*Given request*
Retype nothing but the lines running from the line that contains "Give me a plain-text" to the last line, both ends included, and skip every image.

*Given entries*
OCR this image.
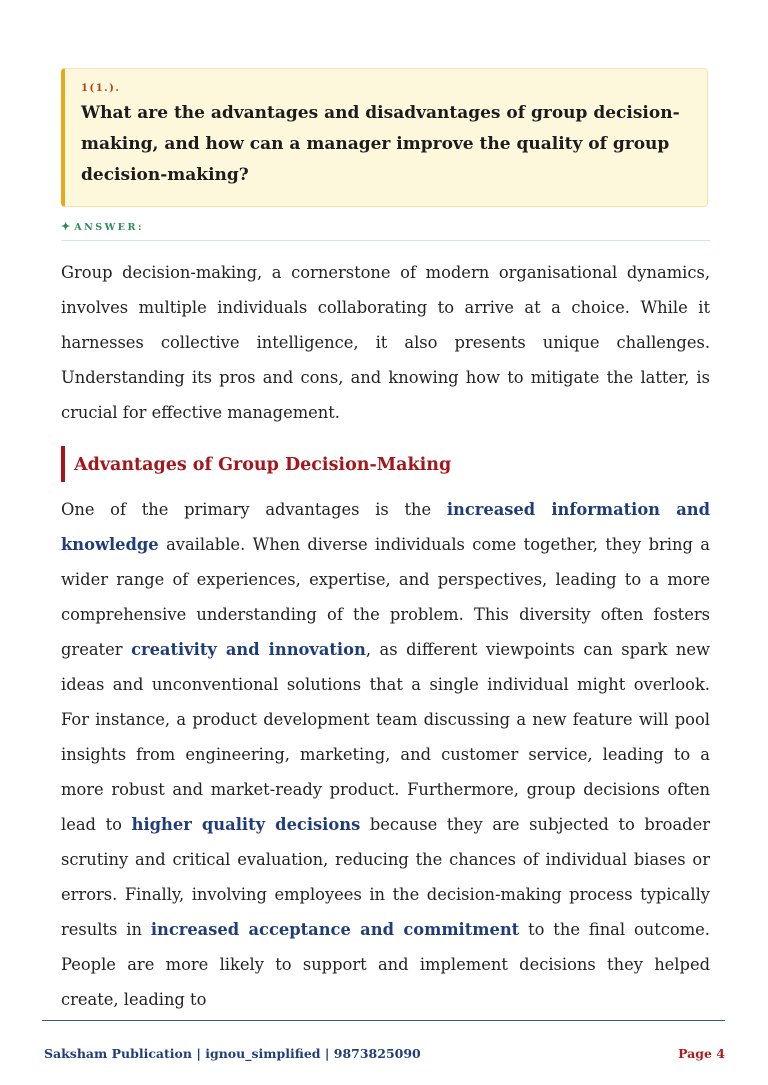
1(1.).

What are the advantages and disadvantages of group decision-making, and how can a manager improve the quality of group decision-making?

✦ ANSWER:

Group decision-making, a cornerstone of modern organisational dynamics, involves multiple individuals collaborating to arrive at a choice. While it harnesses collective intelligence, it also presents unique challenges. Understanding its pros and cons, and knowing how to mitigate the latter, is crucial for effective management.

Advantages of Group Decision-Making

One of the primary advantages is the increased information and knowledge available. When diverse individuals come together, they bring a wider range of experiences, expertise, and perspectives, leading to a more comprehensive understanding of the problem. This diversity often fosters greater creativity and innovation, as different viewpoints can spark new ideas and unconventional solutions that a single individual might overlook. For instance, a product development team discussing a new feature will pool insights from engineering, marketing, and customer service, leading to a more robust and market-ready product. Furthermore, group decisions often lead to higher quality decisions because they are subjected to broader scrutiny and critical evaluation, reducing the chances of individual biases or errors. Finally, involving employees in the decision-making process typically results in increased acceptance and commitment to the final outcome. People are more likely to support and implement decisions they helped create, leading to

Saksham Publication | ignou_simplified | 9873825090	Page 4
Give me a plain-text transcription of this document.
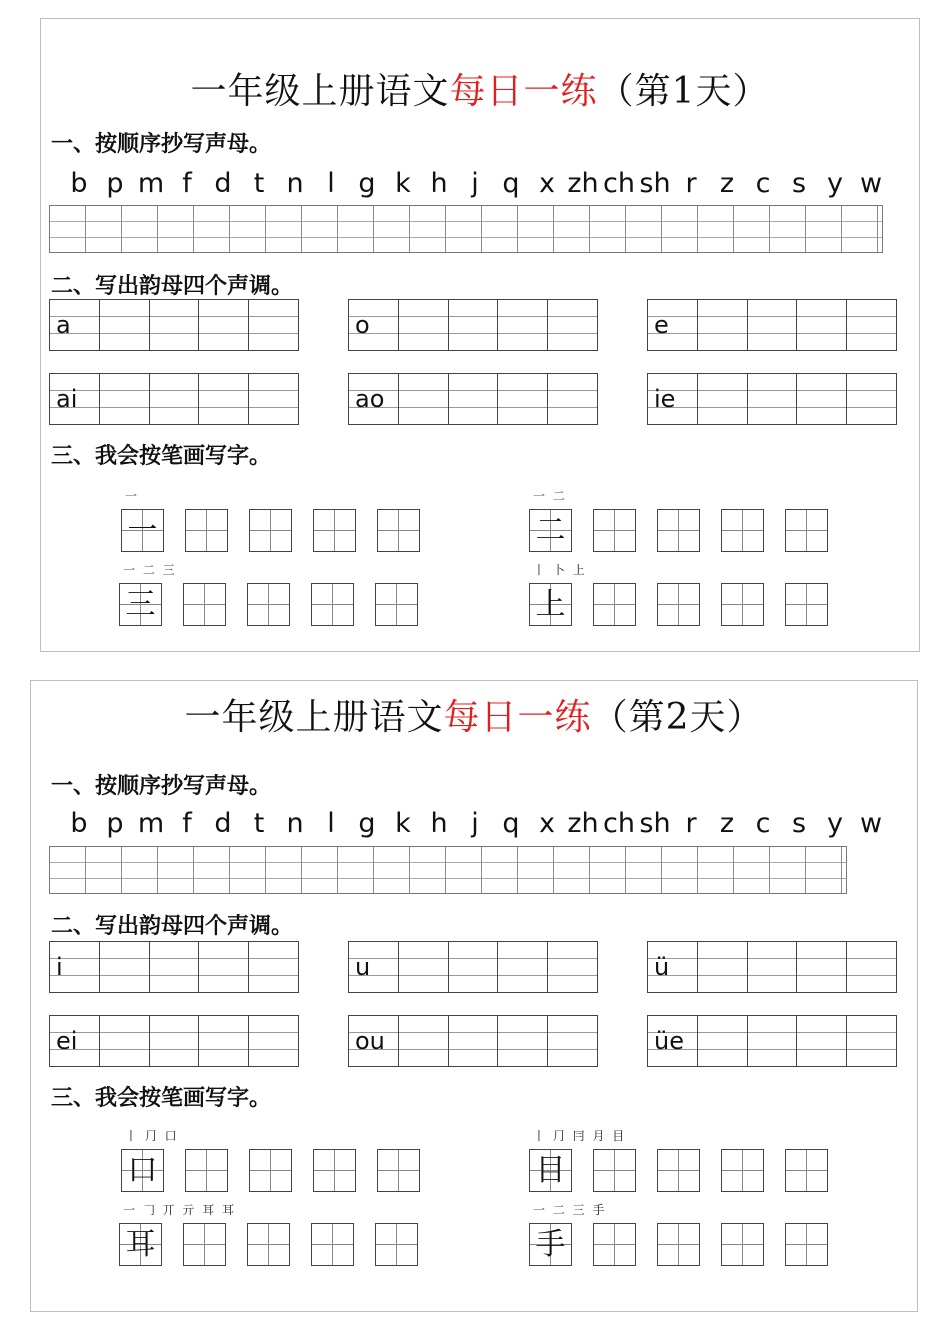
一年级上册语文每日一练（第1天）
一、按顺序抄写声母。
b p m f d t n l g k h j q x zh ch sh r z c s y w
二、写出韵母四个声调。
a	o	e
ai	ao	ie
三、我会按笔画写字。
一
一
一 二
二
一 二 三
三
丨 卜 上
上
一年级上册语文每日一练（第2天）
一、按顺序抄写声母。
b p m f d t n l g k h j q x zh ch sh r z c s y w
二、写出韵母四个声调。
i	u	ü
ei	ou	üe
三、我会按笔画写字。
丨 ⺆ 口
口
丨 ⺆ 冃 月 目
目
一 𠃌 丌 亓 耳 耳
耳
一 二 三 手
手
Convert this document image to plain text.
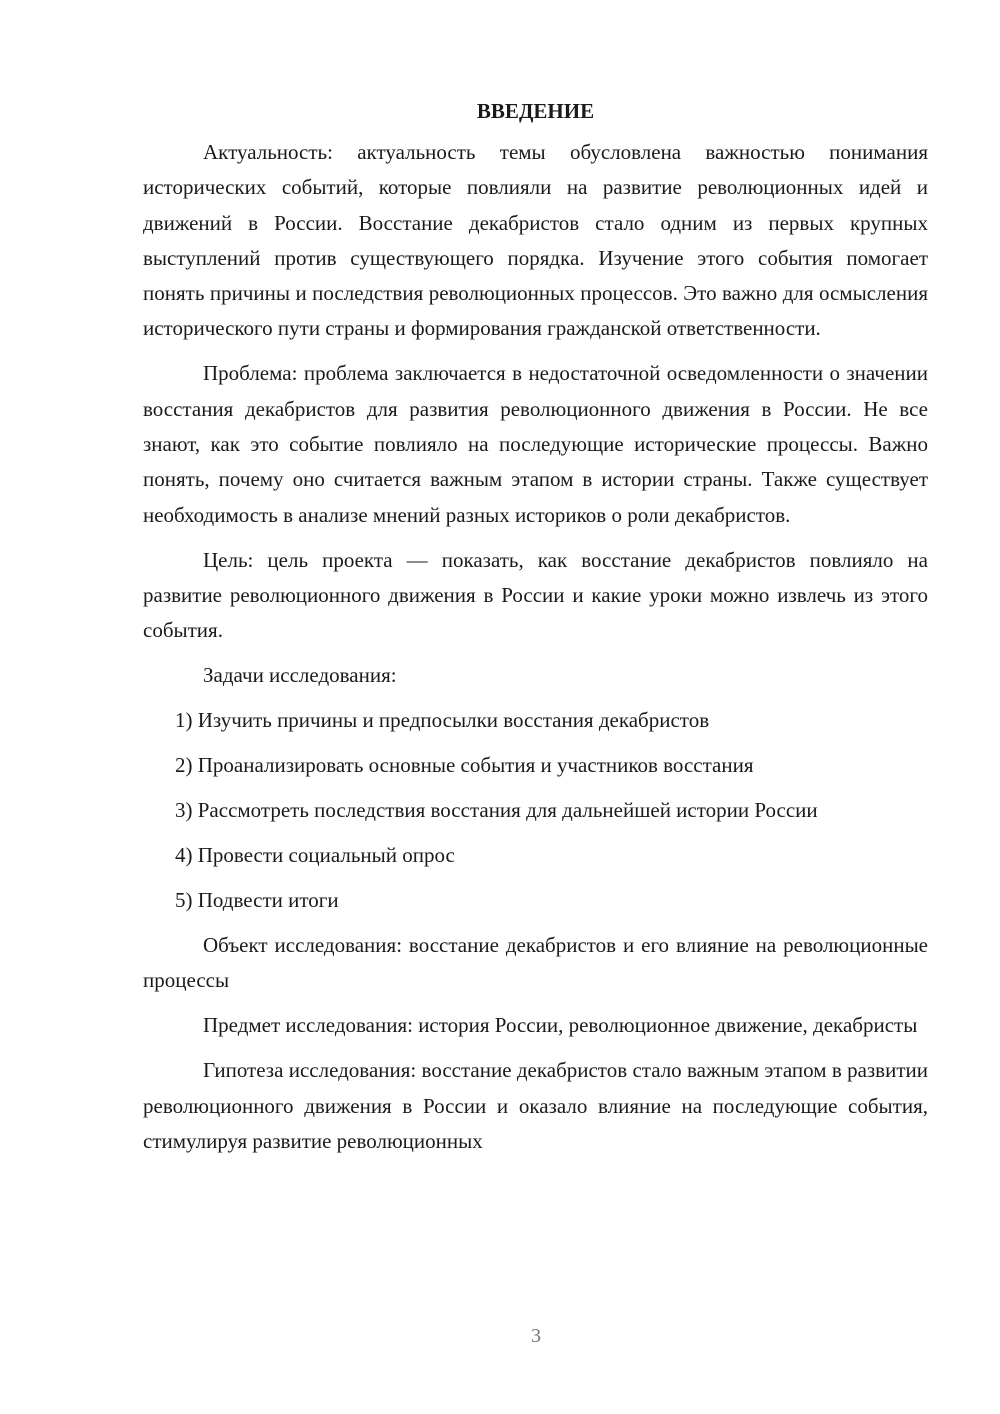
ВВЕДЕНИЕ

Актуальность: актуальность темы обусловлена важностью понимания исторических событий, которые повлияли на развитие революционных идей и движений в России. Восстание декабристов стало одним из первых крупных выступлений против существующего порядка. Изучение этого события помогает понять причины и последствия революционных процессов. Это важно для осмысления исторического пути страны и формирования гражданской ответственности.

Проблема: проблема заключается в недостаточной осведомленности о значении восстания декабристов для развития революционного движения в России. Не все знают, как это событие повлияло на последующие исторические процессы. Важно понять, почему оно считается важным этапом в истории страны. Также существует необходимость в анализе мнений разных историков о роли декабристов.

Цель: цель проекта — показать, как восстание декабристов повлияло на развитие революционного движения в России и какие уроки можно извлечь из этого события.

Задачи исследования:

1) Изучить причины и предпосылки восстания декабристов
2) Проанализировать основные события и участников восстания
3) Рассмотреть последствия восстания для дальнейшей истории России
4) Провести социальный опрос
5) Подвести итоги

Объект исследования: восстание декабристов и его влияние на революционные процессы

Предмет исследования: история России, революционное движение, декабристы

Гипотеза исследования: восстание декабристов стало важным этапом в развитии революционного движения в России и оказало влияние на последующие события, стимулируя развитие революционных

3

*Answer below*
Give me a plain-text transcription of this document.
一年级上册语文每日一练（第1天）
一、按顺序抄写声母。
b p m f d t n l g k h j q x zh ch sh r z c s y w
二、写出韵母四个声调。
a	o	e
ai	ao	ie
三、我会按笔画写字。
一
一
一 二
二
一 二 三
三
丨 卜 上
上
一年级上册语文每日一练（第2天）
一、按顺序抄写声母。
b p m f d t n l g k h j q x zh ch sh r z c s y w
二、写出韵母四个声调。
i	u	ü
ei	ou	üe
三、我会按笔画写字。
丨 ⺆ 口
口
丨 ⺆ 冃 月 目
目
一 𠃌 丌 亓 耳 耳
耳
一 二 三 手
手
Convert this document image to plain text.
ВВЕДЕНИЕ

Актуальность: актуальность темы обусловлена важностью понимания исторических событий, которые повлияли на развитие революционных идей и движений в России. Восстание декабристов стало одним из первых крупных выступлений против существующего порядка. Изучение этого события помогает понять причины и последствия революционных процессов. Это важно для осмысления исторического пути страны и формирования гражданской ответственности.

Проблема: проблема заключается в недостаточной осведомленности о значении восстания декабристов для развития революционного движения в России. Не все знают, как это событие повлияло на последующие исторические процессы. Важно понять, почему оно считается важным этапом в истории страны. Также существует необходимость в анализе мнений разных историков о роли декабристов.

Цель: цель проекта — показать, как восстание декабристов повлияло на развитие революционного движения в России и какие уроки можно извлечь из этого события.

Задачи исследования:

1) Изучить причины и предпосылки восстания декабристов
2) Проанализировать основные события и участников восстания
3) Рассмотреть последствия восстания для дальнейшей истории России
4) Провести социальный опрос
5) Подвести итоги

Объект исследования: восстание декабристов и его влияние на революционные процессы

Предмет исследования: история России, революционное движение, декабристы

Гипотеза исследования: восстание декабристов стало важным этапом в развитии революционного движения в России и оказало влияние на последующие события, стимулируя развитие революционных

3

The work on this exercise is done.